SET EXERCISE –
Find every line with the word "frac". Copy those lines.
- - - - -
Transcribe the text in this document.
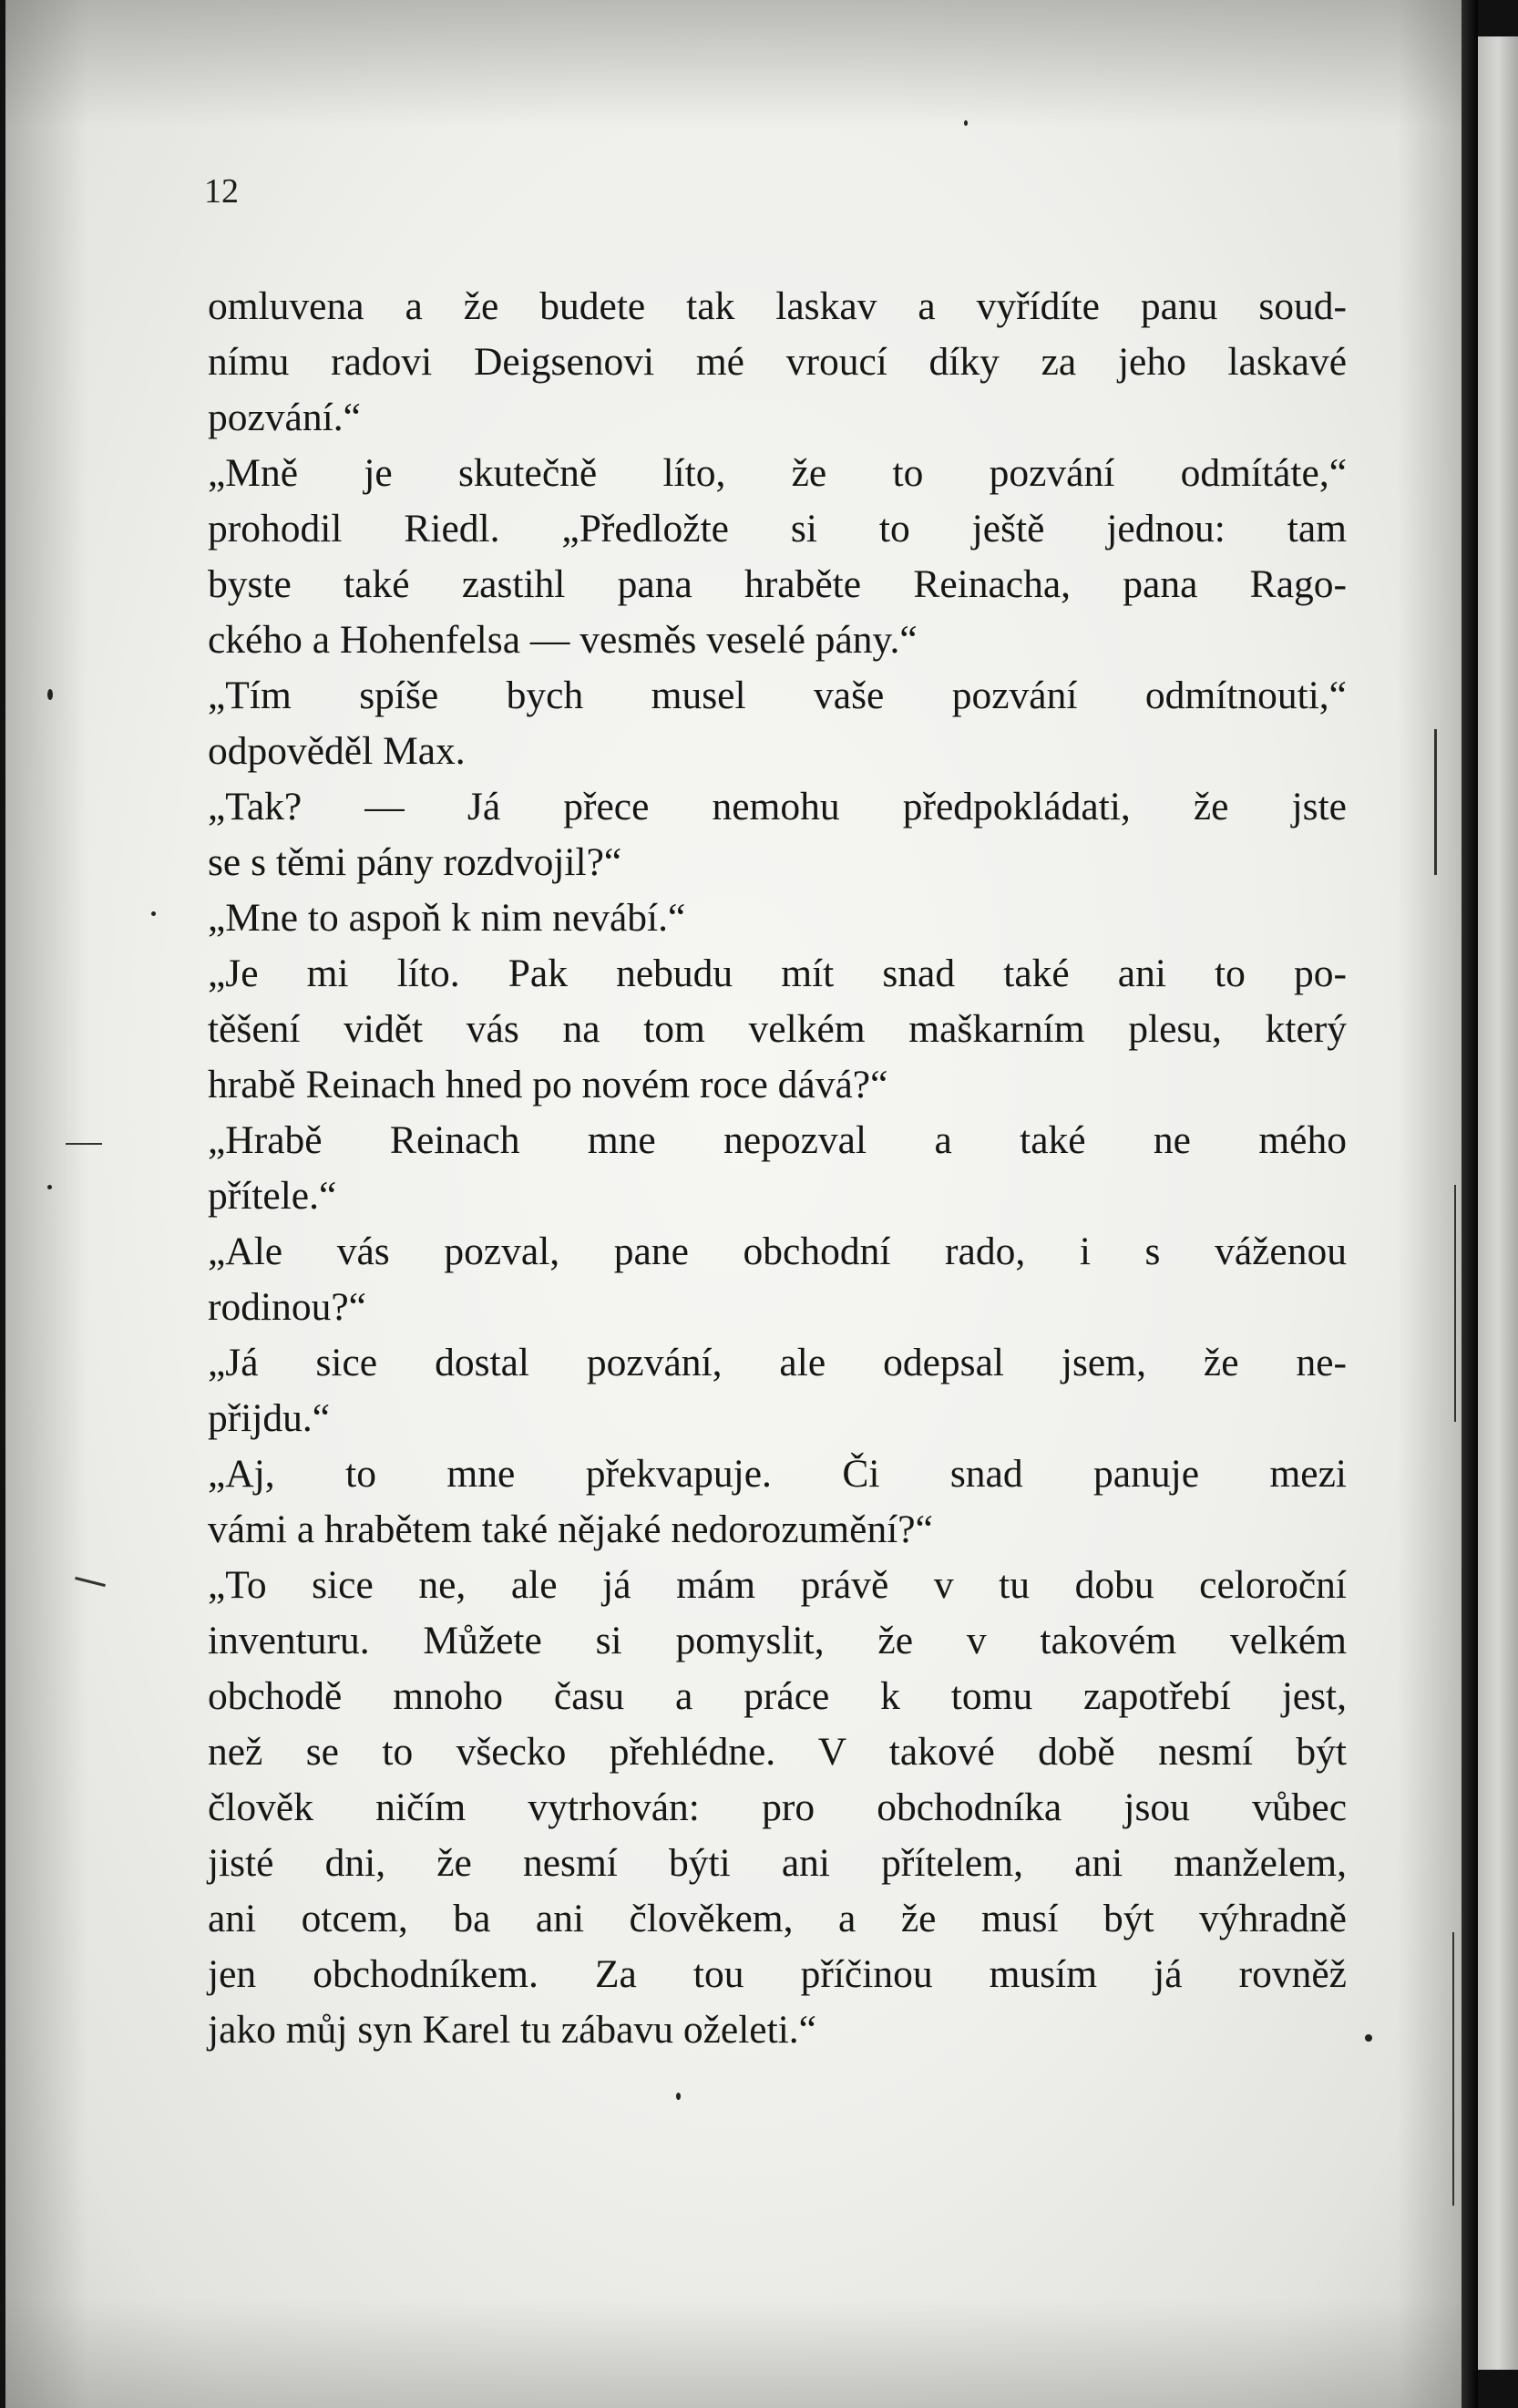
12
omluvena a že budete tak laskav a vyřídíte panu soud-
nímu radovi Deigsenovi mé vroucí díky za jeho laskavé
pozvání.“
„Mně je skutečně líto, že to pozvání odmítáte,“
prohodil Riedl. „Předložte si to ještě jednou: tam
byste také zastihl pana hraběte Reinacha, pana Rago-
ckého a Hohenfelsa — vesměs veselé pány.“
„Tím spíše bych musel vaše pozvání odmítnouti,“
odpověděl Max.
„Tak? — Já přece nemohu předpokládati, že jste
se s těmi pány rozdvojil?“
„Mne to aspoň k nim nevábí.“
„Je mi líto. Pak nebudu mít snad také ani to po-
těšení vidět vás na tom velkém maškarním plesu, který
hrabě Reinach hned po novém roce dává?“
„Hrabě Reinach mne nepozval a také ne mého
přítele.“
„Ale vás pozval, pane obchodní rado, i s váženou
rodinou?“
„Já sice dostal pozvání, ale odepsal jsem, že ne-
přijdu.“
„Aj, to mne překvapuje. Či snad panuje mezi
vámi a hrabětem také nějaké nedorozumění?“
„To sice ne, ale já mám právě v tu dobu celoroční
inventuru. Můžete si pomyslit, že v takovém velkém
obchodě mnoho času a práce k tomu zapotřebí jest,
než se to všecko přehlédne. V takové době nesmí být
člověk ničím vytrhován: pro obchodníka jsou vůbec
jisté dni, že nesmí býti ani přítelem, ani manželem,
ani otcem, ba ani člověkem, a že musí být výhradně
jen obchodníkem. Za tou příčinou musím já rovněž
jako můj syn Karel tu zábavu oželeti.“
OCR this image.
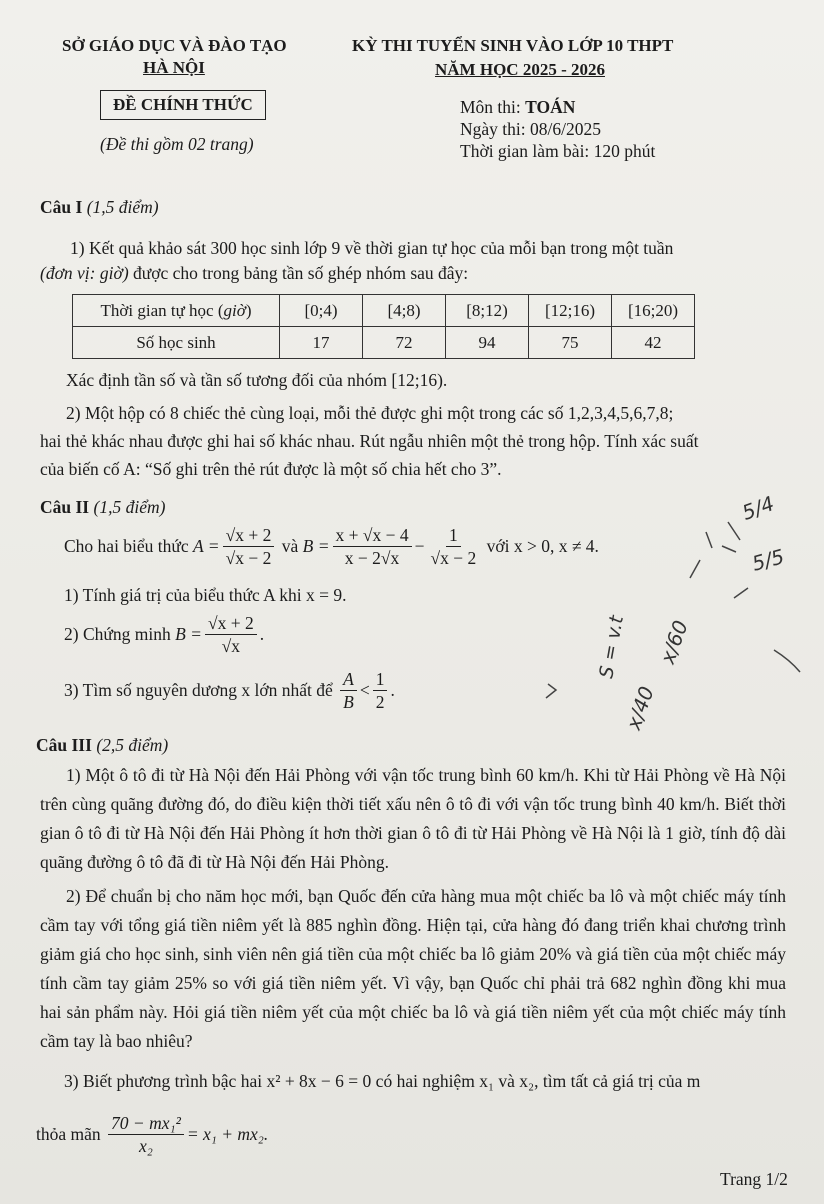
SỞ GIÁO DỤC VÀ ĐÀO TẠO
HÀ NỘI
KỲ THI TUYỂN SINH VÀO LỚP 10 THPT
NĂM HỌC 2025 - 2026
ĐỀ CHÍNH THỨC
(Đề thi gồm 02 trang)
Môn thi: TOÁN
Ngày thi: 08/6/2025
Thời gian làm bài: 120 phút
Câu I (1,5 điểm)
1) Kết quả khảo sát 300 học sinh lớp 9 về thời gian tự học của mỗi bạn trong một tuần
(đơn vị: giờ) được cho trong bảng tần số ghép nhóm sau đây:
Thời gian tự học (giờ)	[0;4)	[4;8)	[8;12)	[12;16)	[16;20)
Số học sinh	17	72	94	75	42
Xác định tần số và tần số tương đối của nhóm [12;16).
2) Một hộp có 8 chiếc thẻ cùng loại, mỗi thẻ được ghi một trong các số 1,2,3,4,5,6,7,8;
hai thẻ khác nhau được ghi hai số khác nhau. Rút ngẫu nhiên một thẻ trong hộp. Tính xác suất
của biến cố A: “Số ghi trên thẻ rút được là một số chia hết cho 3”.
Câu II (1,5 điểm)
Cho hai biểu thức
$A = \frac{√x + 2}{√x - 2}$
và
$B = \frac{x + √x - 4}{x - 2√x} - \frac{1}{√x - 2}$
với x > 0, x ≠ 4.
1) Tính giá trị của biểu thức A khi x = 9.
2) Chứng minh
$B = \frac{√x + 2}{√x}$ .
3) Tìm số nguyên dương x lớn nhất để
$\frac{A}{B} < \frac{1}{2}$ .
Câu III (2,5 điểm)
1) Một ô tô đi từ Hà Nội đến Hải Phòng với vận tốc trung bình 60 km/h. Khi từ Hải Phòng về Hà Nội trên cùng quãng đường đó, do điều kiện thời tiết xấu nên ô tô đi với vận tốc trung bình 40 km/h. Biết thời gian ô tô đi từ Hà Nội đến Hải Phòng ít hơn thời gian ô tô đi từ Hải Phòng về Hà Nội là 1 giờ, tính độ dài quãng đường ô tô đã đi từ Hà Nội đến Hải Phòng.
2) Để chuẩn bị cho năm học mới, bạn Quốc đến cửa hàng mua một chiếc ba lô và một chiếc máy tính cầm tay với tổng giá tiền niêm yết là 885 nghìn đồng. Hiện tại, cửa hàng đó đang triển khai chương trình giảm giá cho học sinh, sinh viên nên giá tiền của một chiếc ba lô giảm 20% và giá tiền của một chiếc máy tính cầm tay giảm 25% so với giá tiền niêm yết. Vì vậy, bạn Quốc chỉ phải trả 682 nghìn đồng khi mua hai sản phẩm này. Hỏi giá tiền niêm yết của một chiếc ba lô và giá tiền niêm yết của một chiếc máy tính cầm tay là bao nhiêu?
3) Biết phương trình bậc hai x² + 8x − 6 = 0 có hai nghiệm x₁ và x₂, tìm tất cả giá trị của m
thỏa mãn
$\frac{\text{70 − mx₁²}}{\text{x₂}} = x_1 + mx_2$.
Trang 1/2
5/4
5/5
S = v.t x/60
x/40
- - - - -
REPLY TO THE TASK –
$A = \frac{√x + 2}{√x - 2}$
$B = \frac{x + √x - 4}{x - 2√x} - \frac{1}{√x - 2}$
$B = \frac{√x + 2}{√x}$ .
$\frac{A}{B} < \frac{1}{2}$ .
$\frac{\text{70 − mx₁²}}{\text{x₂}} = x_1 + mx_2$.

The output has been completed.